Render every line of the entries below as a numbered list, leaving out any blank lines.

(Entries of boxed elements)
○ ○ ○ ○
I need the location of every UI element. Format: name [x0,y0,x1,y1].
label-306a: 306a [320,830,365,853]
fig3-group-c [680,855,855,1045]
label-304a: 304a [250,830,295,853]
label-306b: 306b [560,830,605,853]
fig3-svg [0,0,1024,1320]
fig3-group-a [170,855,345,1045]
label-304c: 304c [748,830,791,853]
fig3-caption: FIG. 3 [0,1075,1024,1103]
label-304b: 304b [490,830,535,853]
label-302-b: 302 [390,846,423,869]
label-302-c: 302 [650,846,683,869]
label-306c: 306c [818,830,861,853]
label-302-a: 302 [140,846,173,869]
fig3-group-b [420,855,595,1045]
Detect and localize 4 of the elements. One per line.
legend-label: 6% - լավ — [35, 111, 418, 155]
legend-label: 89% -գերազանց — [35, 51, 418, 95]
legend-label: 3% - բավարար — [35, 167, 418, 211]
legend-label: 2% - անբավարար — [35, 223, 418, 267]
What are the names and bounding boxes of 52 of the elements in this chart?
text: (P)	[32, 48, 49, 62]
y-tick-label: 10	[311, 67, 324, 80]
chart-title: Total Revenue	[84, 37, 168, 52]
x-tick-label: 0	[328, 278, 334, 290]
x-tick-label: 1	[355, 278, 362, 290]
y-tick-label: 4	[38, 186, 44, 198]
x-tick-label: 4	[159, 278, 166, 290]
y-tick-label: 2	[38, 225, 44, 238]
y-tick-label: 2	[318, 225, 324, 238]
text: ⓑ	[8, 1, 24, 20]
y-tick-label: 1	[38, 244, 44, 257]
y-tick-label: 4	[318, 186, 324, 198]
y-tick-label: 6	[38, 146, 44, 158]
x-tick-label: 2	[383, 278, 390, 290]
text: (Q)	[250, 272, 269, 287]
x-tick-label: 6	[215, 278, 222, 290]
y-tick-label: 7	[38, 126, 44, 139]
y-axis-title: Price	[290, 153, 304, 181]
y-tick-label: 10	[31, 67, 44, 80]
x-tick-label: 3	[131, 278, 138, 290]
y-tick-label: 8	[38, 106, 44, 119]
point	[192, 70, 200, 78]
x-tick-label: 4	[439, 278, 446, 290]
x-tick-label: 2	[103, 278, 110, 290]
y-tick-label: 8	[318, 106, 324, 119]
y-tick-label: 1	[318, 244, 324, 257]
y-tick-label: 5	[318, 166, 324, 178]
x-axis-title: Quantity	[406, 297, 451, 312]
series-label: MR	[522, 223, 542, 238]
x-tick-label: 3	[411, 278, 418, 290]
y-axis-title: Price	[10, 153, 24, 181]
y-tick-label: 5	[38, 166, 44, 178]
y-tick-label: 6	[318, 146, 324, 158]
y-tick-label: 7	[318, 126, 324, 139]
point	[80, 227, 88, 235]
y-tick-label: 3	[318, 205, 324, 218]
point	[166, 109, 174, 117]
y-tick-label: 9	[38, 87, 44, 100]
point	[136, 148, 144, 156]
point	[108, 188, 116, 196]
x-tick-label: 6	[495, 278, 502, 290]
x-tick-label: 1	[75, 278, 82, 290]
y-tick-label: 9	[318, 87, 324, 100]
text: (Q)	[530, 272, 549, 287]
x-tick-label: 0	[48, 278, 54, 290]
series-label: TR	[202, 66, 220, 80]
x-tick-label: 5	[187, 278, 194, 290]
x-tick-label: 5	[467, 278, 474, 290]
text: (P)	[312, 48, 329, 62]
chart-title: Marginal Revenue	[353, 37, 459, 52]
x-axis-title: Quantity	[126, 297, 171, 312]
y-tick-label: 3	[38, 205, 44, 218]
○ ○ ○ ○
• **Completed task**:
1. I need the location of every UI element. Format: name [x0,y0,x1,y1].
2. label-306a: 306a [320,830,365,853]
3. fig3-group-c [680,855,855,1045]
4. label-304a: 304a [250,830,295,853]
5. label-306b: 306b [560,830,605,853]
6. fig3-svg [0,0,1024,1320]
7. fig3-group-a [170,855,345,1045]
8. label-304c: 304c [748,830,791,853]
9. fig3-caption: FIG. 3 [0,1075,1024,1103]
10. label-304b: 304b [490,830,535,853]
11. label-302-b: 302 [390,846,423,869]
12. label-302-c: 302 [650,846,683,869]
13. label-306c: 306c [818,830,861,853]
14. label-302-a: 302 [140,846,173,869]
15. fig3-group-b [420,855,595,1045]
16. Detect and localize 4 of the elements. One per line.
17. legend-label: 6% - լավ — [35, 111, 418, 155]
18. legend-label: 89% -գերազանց — [35, 51, 418, 95]
19. legend-label: 3% - բավարար — [35, 167, 418, 211]
20. legend-label: 2% - անբավարար — [35, 223, 418, 267]
21. What are the names and bounding boxes of 52 of the elements in this chart?
22. text: (P)	[32, 48, 49, 62]
23. y-tick-label: 10	[311, 67, 324, 80]
24. chart-title: Total Revenue	[84, 37, 168, 52]
25. x-tick-label: 0	[328, 278, 334, 290]
26. x-tick-label: 1	[355, 278, 362, 290]
27. y-tick-label: 4	[38, 186, 44, 198]
28. x-tick-label: 4	[159, 278, 166, 290]
29. y-tick-label: 2	[38, 225, 44, 238]
30. y-tick-label: 2	[318, 225, 324, 238]
31. text: ⓑ	[8, 1, 24, 20]
32. y-tick-label: 1	[38, 244, 44, 257]
33. y-tick-label: 4	[318, 186, 324, 198]
34. y-tick-label: 6	[38, 146, 44, 158]
35. x-tick-label: 2	[383, 278, 390, 290]
36. text: (Q)	[250, 272, 269, 287]
37. x-tick-label: 6	[215, 278, 222, 290]
38. y-tick-label: 7	[38, 126, 44, 139]
39. y-axis-title: Price	[290, 153, 304, 181]
40. y-tick-label: 10	[31, 67, 44, 80]
41. x-tick-label: 3	[131, 278, 138, 290]
42. y-tick-label: 8	[38, 106, 44, 119]
43. point	[192, 70, 200, 78]
44. x-tick-label: 4	[439, 278, 446, 290]
45. x-tick-label: 2	[103, 278, 110, 290]
46. y-tick-label: 8	[318, 106, 324, 119]
47. y-tick-label: 1	[318, 244, 324, 257]
48. y-tick-label: 5	[318, 166, 324, 178]
49. x-axis-title: Quantity	[406, 297, 451, 312]
50. series-label: MR	[522, 223, 542, 238]
51. x-tick-label: 3	[411, 278, 418, 290]
52. y-axis-title: Price	[10, 153, 24, 181]
53. y-tick-label: 5	[38, 166, 44, 178]
54. y-tick-label: 6	[318, 146, 324, 158]
55. y-tick-label: 7	[318, 126, 324, 139]
56. point	[80, 227, 88, 235]
57. y-tick-label: 3	[318, 205, 324, 218]
58. point	[166, 109, 174, 117]
59. y-tick-label: 9	[38, 87, 44, 100]
60. point	[136, 148, 144, 156]
61. point	[108, 188, 116, 196]
62. x-tick-label: 6	[495, 278, 502, 290]
63. x-tick-label: 1	[75, 278, 82, 290]
64. y-tick-label: 9	[318, 87, 324, 100]
65. text: (Q)	[530, 272, 549, 287]
66. x-tick-label: 0	[48, 278, 54, 290]
67. series-label: TR	[202, 66, 220, 80]
68. x-tick-label: 5	[187, 278, 194, 290]
69. x-tick-label: 5	[467, 278, 474, 290]
70. text: (P)	[312, 48, 329, 62]
71. chart-title: Marginal Revenue	[353, 37, 459, 52]
72. x-axis-title: Quantity	[126, 297, 171, 312]
73. y-tick-label: 3	[38, 205, 44, 218]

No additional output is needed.